Exercise: Please transcribe the entries below without omitting a single character.

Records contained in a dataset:
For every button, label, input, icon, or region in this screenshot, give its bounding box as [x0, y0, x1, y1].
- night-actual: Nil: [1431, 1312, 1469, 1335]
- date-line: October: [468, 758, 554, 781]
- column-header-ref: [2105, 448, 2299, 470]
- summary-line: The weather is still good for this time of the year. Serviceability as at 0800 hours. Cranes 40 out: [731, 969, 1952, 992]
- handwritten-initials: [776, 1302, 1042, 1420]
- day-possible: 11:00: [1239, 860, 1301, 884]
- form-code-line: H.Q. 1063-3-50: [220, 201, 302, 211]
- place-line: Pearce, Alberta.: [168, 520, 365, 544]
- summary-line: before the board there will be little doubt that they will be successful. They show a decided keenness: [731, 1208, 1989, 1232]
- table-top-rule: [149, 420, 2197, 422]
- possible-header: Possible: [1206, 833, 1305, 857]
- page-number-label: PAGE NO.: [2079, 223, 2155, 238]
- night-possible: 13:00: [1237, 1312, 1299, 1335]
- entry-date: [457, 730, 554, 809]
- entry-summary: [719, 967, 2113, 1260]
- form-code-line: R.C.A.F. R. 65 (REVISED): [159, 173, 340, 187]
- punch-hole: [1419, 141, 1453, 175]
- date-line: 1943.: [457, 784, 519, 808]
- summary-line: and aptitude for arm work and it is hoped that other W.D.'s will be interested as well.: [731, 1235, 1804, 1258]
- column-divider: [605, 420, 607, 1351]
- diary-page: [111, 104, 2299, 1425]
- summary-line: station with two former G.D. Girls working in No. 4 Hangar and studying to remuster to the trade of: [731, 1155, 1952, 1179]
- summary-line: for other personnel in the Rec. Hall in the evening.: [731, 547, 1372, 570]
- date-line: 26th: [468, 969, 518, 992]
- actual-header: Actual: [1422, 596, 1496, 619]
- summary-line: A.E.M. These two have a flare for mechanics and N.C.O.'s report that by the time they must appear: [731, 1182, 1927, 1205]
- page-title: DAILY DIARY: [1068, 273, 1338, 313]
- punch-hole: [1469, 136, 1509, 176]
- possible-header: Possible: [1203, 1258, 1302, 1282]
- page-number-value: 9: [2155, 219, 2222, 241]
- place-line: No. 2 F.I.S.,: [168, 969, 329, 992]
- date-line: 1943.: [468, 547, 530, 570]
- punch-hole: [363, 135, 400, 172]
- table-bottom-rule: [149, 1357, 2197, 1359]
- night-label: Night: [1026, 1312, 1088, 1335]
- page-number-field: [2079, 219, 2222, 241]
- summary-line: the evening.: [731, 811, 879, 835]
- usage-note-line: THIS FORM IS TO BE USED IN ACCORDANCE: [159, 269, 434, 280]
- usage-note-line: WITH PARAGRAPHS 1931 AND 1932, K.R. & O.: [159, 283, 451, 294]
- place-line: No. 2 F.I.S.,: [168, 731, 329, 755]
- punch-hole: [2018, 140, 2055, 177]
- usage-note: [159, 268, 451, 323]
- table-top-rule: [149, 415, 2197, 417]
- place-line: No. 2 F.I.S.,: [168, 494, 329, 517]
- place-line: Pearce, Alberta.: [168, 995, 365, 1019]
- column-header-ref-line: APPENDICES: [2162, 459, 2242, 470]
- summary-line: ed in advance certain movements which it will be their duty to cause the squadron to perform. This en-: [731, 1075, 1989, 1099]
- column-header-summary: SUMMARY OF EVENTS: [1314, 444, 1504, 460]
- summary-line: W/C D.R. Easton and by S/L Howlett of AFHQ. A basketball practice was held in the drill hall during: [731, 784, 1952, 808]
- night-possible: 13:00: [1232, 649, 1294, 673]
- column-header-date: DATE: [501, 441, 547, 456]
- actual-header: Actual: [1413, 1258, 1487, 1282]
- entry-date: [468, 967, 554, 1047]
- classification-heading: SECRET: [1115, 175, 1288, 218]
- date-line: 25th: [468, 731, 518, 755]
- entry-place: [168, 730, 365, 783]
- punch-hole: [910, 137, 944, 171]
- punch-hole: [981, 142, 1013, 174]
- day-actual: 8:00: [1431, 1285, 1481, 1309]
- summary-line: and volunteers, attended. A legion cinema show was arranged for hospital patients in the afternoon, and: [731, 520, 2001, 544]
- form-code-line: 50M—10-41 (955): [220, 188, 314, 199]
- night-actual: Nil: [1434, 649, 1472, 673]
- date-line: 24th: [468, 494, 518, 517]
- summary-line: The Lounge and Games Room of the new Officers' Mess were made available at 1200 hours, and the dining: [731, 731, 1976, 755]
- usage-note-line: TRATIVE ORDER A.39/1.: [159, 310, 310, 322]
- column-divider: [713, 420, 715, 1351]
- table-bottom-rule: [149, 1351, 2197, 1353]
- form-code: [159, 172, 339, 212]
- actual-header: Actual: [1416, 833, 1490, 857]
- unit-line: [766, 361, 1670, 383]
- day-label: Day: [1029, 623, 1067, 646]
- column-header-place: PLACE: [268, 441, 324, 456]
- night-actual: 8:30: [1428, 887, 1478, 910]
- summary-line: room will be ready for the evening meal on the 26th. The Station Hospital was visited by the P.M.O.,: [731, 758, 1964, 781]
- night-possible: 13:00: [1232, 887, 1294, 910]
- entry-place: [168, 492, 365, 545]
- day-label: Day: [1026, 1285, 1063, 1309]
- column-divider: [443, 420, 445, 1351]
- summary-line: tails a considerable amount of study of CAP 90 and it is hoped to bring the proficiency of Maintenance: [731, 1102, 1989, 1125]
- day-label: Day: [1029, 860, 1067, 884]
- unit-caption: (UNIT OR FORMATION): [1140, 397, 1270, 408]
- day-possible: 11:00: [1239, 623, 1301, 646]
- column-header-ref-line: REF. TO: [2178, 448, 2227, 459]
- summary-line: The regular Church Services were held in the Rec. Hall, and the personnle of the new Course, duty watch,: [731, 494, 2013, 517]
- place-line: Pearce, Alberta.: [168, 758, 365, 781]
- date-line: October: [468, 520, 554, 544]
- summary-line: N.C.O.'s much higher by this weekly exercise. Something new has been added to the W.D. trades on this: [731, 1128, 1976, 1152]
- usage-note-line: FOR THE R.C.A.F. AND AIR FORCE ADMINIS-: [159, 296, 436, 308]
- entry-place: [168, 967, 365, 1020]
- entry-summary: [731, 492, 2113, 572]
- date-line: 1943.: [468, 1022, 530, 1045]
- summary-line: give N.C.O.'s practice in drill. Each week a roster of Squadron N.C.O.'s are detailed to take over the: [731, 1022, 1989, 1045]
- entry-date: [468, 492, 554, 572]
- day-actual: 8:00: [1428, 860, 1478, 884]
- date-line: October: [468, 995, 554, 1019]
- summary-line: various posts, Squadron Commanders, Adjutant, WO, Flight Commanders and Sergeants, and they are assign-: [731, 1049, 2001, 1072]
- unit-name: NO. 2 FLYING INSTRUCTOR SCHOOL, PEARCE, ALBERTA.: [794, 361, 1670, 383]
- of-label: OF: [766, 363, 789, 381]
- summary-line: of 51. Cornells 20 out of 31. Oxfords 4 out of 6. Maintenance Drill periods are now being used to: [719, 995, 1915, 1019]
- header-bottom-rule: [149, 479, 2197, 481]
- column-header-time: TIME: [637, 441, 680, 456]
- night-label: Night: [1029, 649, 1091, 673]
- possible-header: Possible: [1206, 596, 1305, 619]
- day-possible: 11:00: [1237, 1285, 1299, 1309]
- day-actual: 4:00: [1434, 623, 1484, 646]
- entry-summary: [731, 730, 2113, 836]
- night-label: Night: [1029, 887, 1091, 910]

The answer:
For every button, label, input, icon, or region in this screenshot, give its bounding box as [x0, y0, x1, y1].
- night-actual: Nil: [1431, 1312, 1469, 1335]
- date-line: October: [468, 758, 554, 781]
- column-header-ref: [2105, 448, 2299, 470]
- summary-line: The weather is still good for this time of the year. Serviceability as at 0800 hours. Cranes 40 out: [731, 969, 1952, 992]
- handwritten-initials: [776, 1302, 1042, 1420]
- day-possible: 11:00: [1239, 860, 1301, 884]
- form-code-line: H.Q. 1063-3-50: [220, 201, 302, 211]
- place-line: Pearce, Alberta.: [168, 520, 365, 544]
- summary-line: before the board there will be little doubt that they will be successful. They show a decided keenness: [731, 1208, 1989, 1232]
- table-top-rule: [149, 420, 2197, 422]
- possible-header: Possible: [1206, 833, 1305, 857]
- page-number-label: PAGE NO.: [2079, 223, 2155, 238]
- night-possible: 13:00: [1237, 1312, 1299, 1335]
- entry-date: [457, 730, 554, 809]
- entry-summary: [719, 967, 2113, 1260]
- form-code-line: R.C.A.F. R. 65 (REVISED): [159, 173, 340, 187]
- punch-hole: [1419, 141, 1453, 175]
- date-line: 1943.: [457, 784, 519, 808]
- summary-line: and aptitude for arm work and it is hoped that other W.D.'s will be interested as well.: [731, 1235, 1804, 1258]
- column-divider: [605, 420, 607, 1351]
- diary-page: [111, 104, 2299, 1425]
- summary-line: station with two former G.D. Girls working in No. 4 Hangar and studying to remuster to the trade of: [731, 1155, 1952, 1179]
- summary-line: for other personnel in the Rec. Hall in the evening.: [731, 547, 1372, 570]
- date-line: 26th: [468, 969, 518, 992]
- actual-header: Actual: [1422, 596, 1496, 619]
- summary-line: A.E.M. These two have a flare for mechanics and N.C.O.'s report that by the time they must appear: [731, 1182, 1927, 1205]
- page-title: DAILY DIARY: [1068, 273, 1338, 313]
- punch-hole: [1469, 136, 1509, 176]
- possible-header: Possible: [1203, 1258, 1302, 1282]
- page-number-value: 9: [2155, 219, 2222, 241]
- place-line: No. 2 F.I.S.,: [168, 969, 329, 992]
- date-line: 1943.: [468, 547, 530, 570]
- punch-hole: [363, 135, 400, 172]
- table-bottom-rule: [149, 1357, 2197, 1359]
- night-label: Night: [1026, 1312, 1088, 1335]
- page-number-field: [2079, 219, 2222, 241]
- summary-line: the evening.: [731, 811, 879, 835]
- usage-note-line: THIS FORM IS TO BE USED IN ACCORDANCE: [159, 269, 434, 280]
- usage-note-line: WITH PARAGRAPHS 1931 AND 1932, K.R. & O.: [159, 283, 451, 294]
- place-line: No. 2 F.I.S.,: [168, 731, 329, 755]
- punch-hole: [2018, 140, 2055, 177]
- usage-note: [159, 268, 451, 323]
- table-top-rule: [149, 415, 2197, 417]
- place-line: No. 2 F.I.S.,: [168, 494, 329, 517]
- place-line: Pearce, Alberta.: [168, 995, 365, 1019]
- column-header-ref-line: APPENDICES: [2162, 459, 2242, 470]
- summary-line: ed in advance certain movements which it will be their duty to cause the squadron to perform. This en-: [731, 1075, 1989, 1099]
- column-header-summary: SUMMARY OF EVENTS: [1314, 444, 1504, 460]
- summary-line: W/C D.R. Easton and by S/L Howlett of AFHQ. A basketball practice was held in the drill hall during: [731, 784, 1952, 808]
- night-possible: 13:00: [1232, 649, 1294, 673]
- column-header-date: DATE: [501, 441, 547, 456]
- actual-header: Actual: [1413, 1258, 1487, 1282]
- entry-date: [468, 967, 554, 1047]
- classification-heading: SECRET: [1115, 175, 1288, 218]
- date-line: 25th: [468, 731, 518, 755]
- entry-place: [168, 730, 365, 783]
- punch-hole: [910, 137, 944, 171]
- punch-hole: [981, 142, 1013, 174]
- day-actual: 8:00: [1431, 1285, 1481, 1309]
- summary-line: and volunteers, attended. A legion cinema show was arranged for hospital patients in the afternoon, and: [731, 520, 2001, 544]
- form-code-line: 50M—10-41 (955): [220, 188, 314, 199]
- night-actual: Nil: [1434, 649, 1472, 673]
- date-line: 24th: [468, 494, 518, 517]
- summary-line: The Lounge and Games Room of the new Officers' Mess were made available at 1200 hours, and the dining: [731, 731, 1976, 755]
- usage-note-line: TRATIVE ORDER A.39/1.: [159, 310, 310, 322]
- column-divider: [713, 420, 715, 1351]
- table-bottom-rule: [149, 1351, 2197, 1353]
- form-code: [159, 172, 339, 212]
- actual-header: Actual: [1416, 833, 1490, 857]
- unit-line: [766, 361, 1670, 383]
- day-label: Day: [1029, 623, 1067, 646]
- column-header-place: PLACE: [268, 441, 324, 456]
- night-actual: 8:30: [1428, 887, 1478, 910]
- summary-line: room will be ready for the evening meal on the 26th. The Station Hospital was visited by the P.M.O.,: [731, 758, 1964, 781]
- night-possible: 13:00: [1232, 887, 1294, 910]
- entry-place: [168, 492, 365, 545]
- day-label: Day: [1026, 1285, 1063, 1309]
- column-divider: [443, 420, 445, 1351]
- summary-line: tails a considerable amount of study of CAP 90 and it is hoped to bring the proficiency of Maintenance: [731, 1102, 1989, 1125]
- day-label: Day: [1029, 860, 1067, 884]
- unit-caption: (UNIT OR FORMATION): [1140, 397, 1270, 408]
- day-possible: 11:00: [1239, 623, 1301, 646]
- column-header-ref-line: REF. TO: [2178, 448, 2227, 459]
- summary-line: The regular Church Services were held in the Rec. Hall, and the personnle of the new Course, duty watch,: [731, 494, 2013, 517]
- place-line: Pearce, Alberta.: [168, 758, 365, 781]
- date-line: October: [468, 520, 554, 544]
- summary-line: N.C.O.'s much higher by this weekly exercise. Something new has been added to the W.D. trades on this: [731, 1128, 1976, 1152]
- usage-note-line: FOR THE R.C.A.F. AND AIR FORCE ADMINIS-: [159, 296, 436, 308]
- entry-place: [168, 967, 365, 1020]
- entry-summary: [731, 492, 2113, 572]
- date-line: 1943.: [468, 1022, 530, 1045]
- summary-line: give N.C.O.'s practice in drill. Each week a roster of Squadron N.C.O.'s are detailed to take over the: [731, 1022, 1989, 1045]
- entry-date: [468, 492, 554, 572]
- day-actual: 8:00: [1428, 860, 1478, 884]
- date-line: October: [468, 995, 554, 1019]
- summary-line: various posts, Squadron Commanders, Adjutant, WO, Flight Commanders and Sergeants, and they are assign-: [731, 1049, 2001, 1072]
- unit-name: NO. 2 FLYING INSTRUCTOR SCHOOL, PEARCE, ALBERTA.: [794, 361, 1670, 383]
- of-label: OF: [766, 363, 789, 381]
- summary-line: of 51. Cornells 20 out of 31. Oxfords 4 out of 6. Maintenance Drill periods are now being used to: [719, 995, 1915, 1019]
- header-bottom-rule: [149, 479, 2197, 481]
- column-header-time: TIME: [637, 441, 680, 456]
- night-label: Night: [1029, 649, 1091, 673]
- possible-header: Possible: [1206, 596, 1305, 619]
- day-possible: 11:00: [1237, 1285, 1299, 1309]
- day-actual: 4:00: [1434, 623, 1484, 646]
- entry-summary: [731, 730, 2113, 836]
- night-label: Night: [1029, 887, 1091, 910]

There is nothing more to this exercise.